_Source data_
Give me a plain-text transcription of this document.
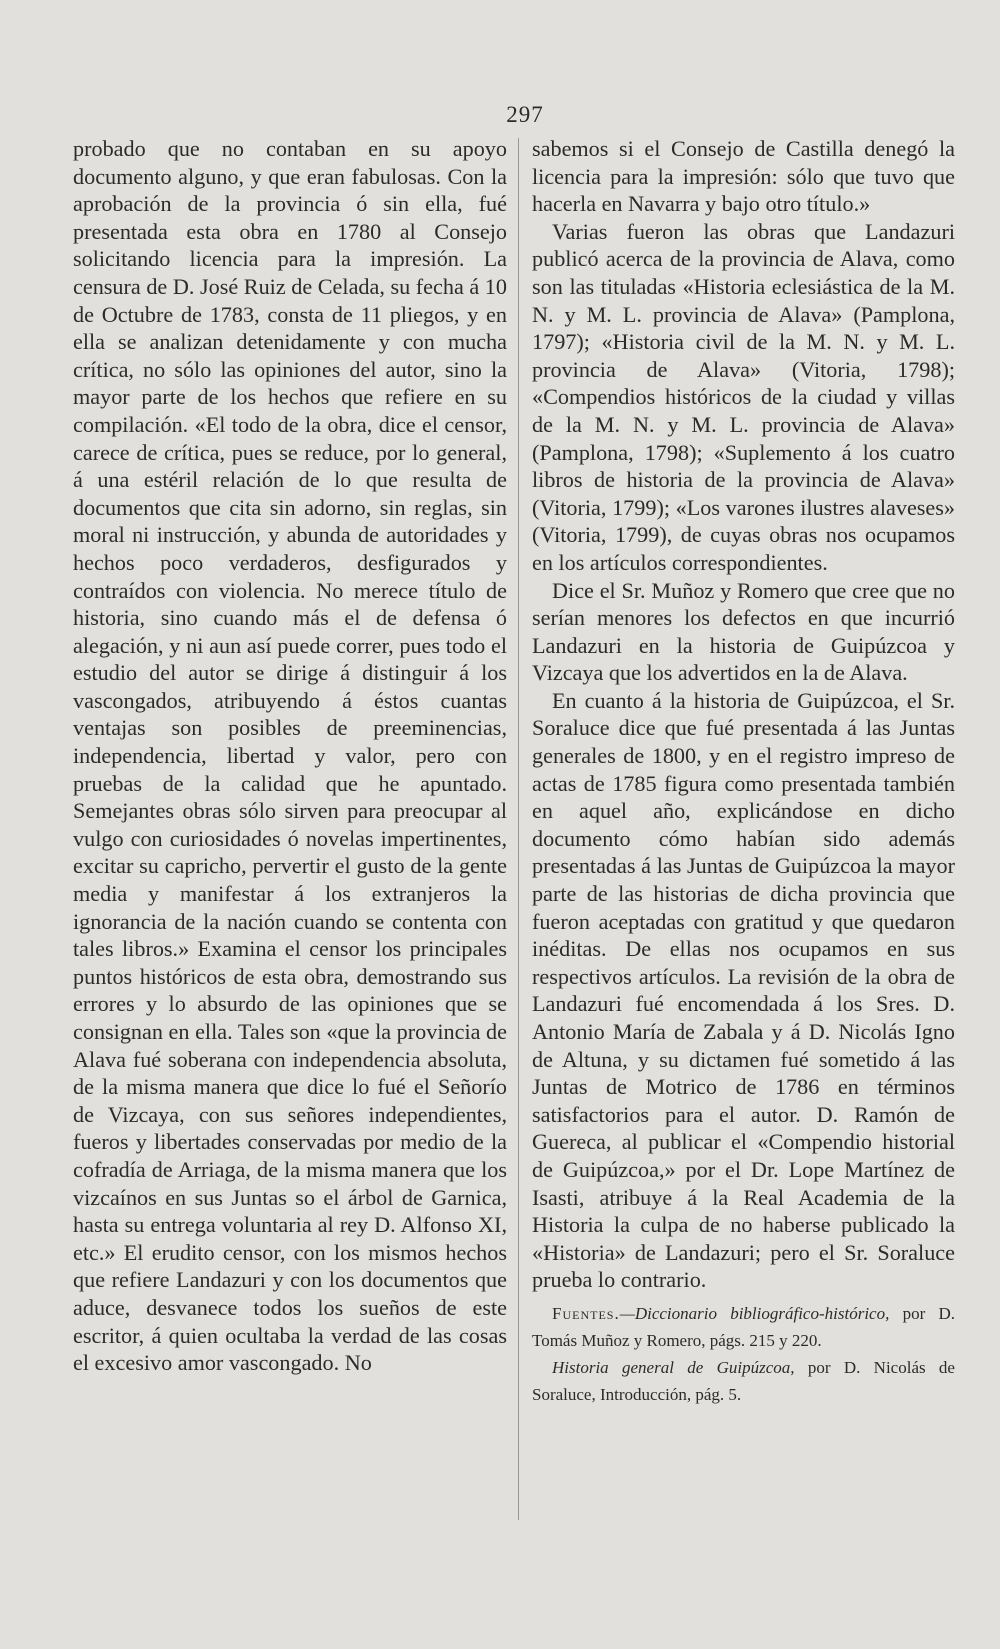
297

probado que no contaban en su apoyo documento alguno, y que eran fabulosas. Con la aprobación de la provincia ó sin ella, fué presentada esta obra en 1780 al Consejo solicitando licencia para la impresión. La censura de D. José Ruiz de Celada, su fecha á 10 de Octubre de 1783, consta de 11 pliegos, y en ella se analizan detenidamente y con mucha crítica, no sólo las opiniones del autor, sino la mayor parte de los hechos que refiere en su compilación. «El todo de la obra, dice el censor, carece de crítica, pues se reduce, por lo general, á una estéril relación de lo que resulta de documentos que cita sin adorno, sin reglas, sin moral ni instrucción, y abunda de autoridades y hechos poco verdaderos, desfigurados y contraídos con violencia. No merece título de historia, sino cuando más el de defensa ó alegación, y ni aun así puede correr, pues todo el estudio del autor se dirige á distinguir á los vascongados, atribuyendo á éstos cuantas ventajas son posibles de preeminencias, independencia, libertad y valor, pero con pruebas de la calidad que he apuntado. Semejantes obras sólo sirven para preocupar al vulgo con curiosidades ó novelas impertinentes, excitar su capricho, pervertir el gusto de la gente media y manifestar á los extranjeros la ignorancia de la nación cuando se contenta con tales libros.» Examina el censor los principales puntos históricos de esta obra, demostrando sus errores y lo absurdo de las opiniones que se consignan en ella. Tales son «que la provincia de Alava fué soberana con independencia absoluta, de la misma manera que dice lo fué el Señorío de Vizcaya, con sus señores independientes, fueros y libertades conservadas por medio de la cofradía de Arriaga, de la misma manera que los vizcaínos en sus Juntas so el árbol de Garnica, hasta su entrega voluntaria al rey D. Alfonso XI, etc.» El erudito censor, con los mismos hechos que refiere Landazuri y con los documentos que aduce, desvanece todos los sueños de este escritor, á quien ocultaba la verdad de las cosas el excesivo amor vascongado. No

sabemos si el Consejo de Castilla denegó la licencia para la impresión: sólo que tuvo que hacerla en Navarra y bajo otro título.»

Varias fueron las obras que Landazuri publicó acerca de la provincia de Alava, como son las tituladas «Historia eclesiástica de la M. N. y M. L. provincia de Alava» (Pamplona, 1797); «Historia civil de la M. N. y M. L. provincia de Alava» (Vitoria, 1798); «Compendios históricos de la ciudad y villas de la M. N. y M. L. provincia de Alava» (Pamplona, 1798); «Suplemento á los cuatro libros de historia de la provincia de Alava» (Vitoria, 1799); «Los varones ilustres alaveses» (Vitoria, 1799), de cuyas obras nos ocupamos en los artículos correspondientes.

Dice el Sr. Muñoz y Romero que cree que no serían menores los defectos en que incurrió Landazuri en la historia de Guipúzcoa y Vizcaya que los advertidos en la de Alava.

En cuanto á la historia de Guipúzcoa, el Sr. Soraluce dice que fué presentada á las Juntas generales de 1800, y en el registro impreso de actas de 1785 figura como presentada también en aquel año, explicándose en dicho documento cómo habían sido además presentadas á las Juntas de Guipúzcoa la mayor parte de las historias de dicha provincia que fueron aceptadas con gratitud y que quedaron inéditas. De ellas nos ocupamos en sus respectivos artículos. La revisión de la obra de Landazuri fué encomendada á los Sres. D. Antonio María de Zabala y á D. Nicolás Igno de Altuna, y su dictamen fué sometido á las Juntas de Motrico de 1786 en términos satisfactorios para el autor. D. Ramón de Guereca, al publicar el «Compendio historial de Guipúzcoa,» por el Dr. Lope Martínez de Isasti, atribuye á la Real Academia de la Historia la culpa de no haberse publicado la «Historia» de Landazuri; pero el Sr. Soraluce prueba lo contrario.

Fuentes.—Diccionario bibliográfico-histórico, por D. Tomás Muñoz y Romero, págs. 215 y 220.

Historia general de Guipúzcoa, por D. Nicolás de Soraluce, Introducción, pág. 5.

_Stated goal_
Reproduce each line word for word and drop the pictures.

_The reply_
Give me a plain-text transcription of this document.
297

probado que no contaban en su apoyo documento alguno, y que eran fabulosas. Con la aprobación de la provincia ó sin ella, fué presentada esta obra en 1780 al Consejo solicitando licencia para la impresión. La censura de D. José Ruiz de Celada, su fecha á 10 de Octubre de 1783, consta de 11 pliegos, y en ella se analizan detenidamente y con mucha crítica, no sólo las opiniones del autor, sino la mayor parte de los hechos que refiere en su compilación. «El todo de la obra, dice el censor, carece de crítica, pues se reduce, por lo general, á una estéril relación de lo que resulta de documentos que cita sin adorno, sin reglas, sin moral ni instrucción, y abunda de autoridades y hechos poco verdaderos, desfigurados y contraídos con violencia. No merece título de historia, sino cuando más el de defensa ó alegación, y ni aun así puede correr, pues todo el estudio del autor se dirige á distinguir á los vascongados, atribuyendo á éstos cuantas ventajas son posibles de preeminencias, independencia, libertad y valor, pero con pruebas de la calidad que he apuntado. Semejantes obras sólo sirven para preocupar al vulgo con curiosidades ó novelas impertinentes, excitar su capricho, pervertir el gusto de la gente media y manifestar á los extranjeros la ignorancia de la nación cuando se contenta con tales libros.» Examina el censor los principales puntos históricos de esta obra, demostrando sus errores y lo absurdo de las opiniones que se consignan en ella. Tales son «que la provincia de Alava fué soberana con independencia absoluta, de la misma manera que dice lo fué el Señorío de Vizcaya, con sus señores independientes, fueros y libertades conservadas por medio de la cofradía de Arriaga, de la misma manera que los vizcaínos en sus Juntas so el árbol de Garnica, hasta su entrega voluntaria al rey D. Alfonso XI, etc.» El erudito censor, con los mismos hechos que refiere Landazuri y con los documentos que aduce, desvanece todos los sueños de este escritor, á quien ocultaba la verdad de las cosas el excesivo amor vascongado. No

sabemos si el Consejo de Castilla denegó la licencia para la impresión: sólo que tuvo que hacerla en Navarra y bajo otro título.»

Varias fueron las obras que Landazuri publicó acerca de la provincia de Alava, como son las tituladas «Historia eclesiástica de la M. N. y M. L. provincia de Alava» (Pamplona, 1797); «Historia civil de la M. N. y M. L. provincia de Alava» (Vitoria, 1798); «Compendios históricos de la ciudad y villas de la M. N. y M. L. provincia de Alava» (Pamplona, 1798); «Suplemento á los cuatro libros de historia de la provincia de Alava» (Vitoria, 1799); «Los varones ilustres alaveses» (Vitoria, 1799), de cuyas obras nos ocupamos en los artículos correspondientes.

Dice el Sr. Muñoz y Romero que cree que no serían menores los defectos en que incurrió Landazuri en la historia de Guipúzcoa y Vizcaya que los advertidos en la de Alava.

En cuanto á la historia de Guipúzcoa, el Sr. Soraluce dice que fué presentada á las Juntas generales de 1800, y en el registro impreso de actas de 1785 figura como presentada también en aquel año, explicándose en dicho documento cómo habían sido además presentadas á las Juntas de Guipúzcoa la mayor parte de las historias de dicha provincia que fueron aceptadas con gratitud y que quedaron inéditas. De ellas nos ocupamos en sus respectivos artículos. La revisión de la obra de Landazuri fué encomendada á los Sres. D. Antonio María de Zabala y á D. Nicolás Igno de Altuna, y su dictamen fué sometido á las Juntas de Motrico de 1786 en términos satisfactorios para el autor. D. Ramón de Guereca, al publicar el «Compendio historial de Guipúzcoa,» por el Dr. Lope Martínez de Isasti, atribuye á la Real Academia de la Historia la culpa de no haberse publicado la «Historia» de Landazuri; pero el Sr. Soraluce prueba lo contrario.

Fuentes.—Diccionario bibliográfico-histórico, por D. Tomás Muñoz y Romero, págs. 215 y 220.

Historia general de Guipúzcoa, por D. Nicolás de Soraluce, Introducción, pág. 5.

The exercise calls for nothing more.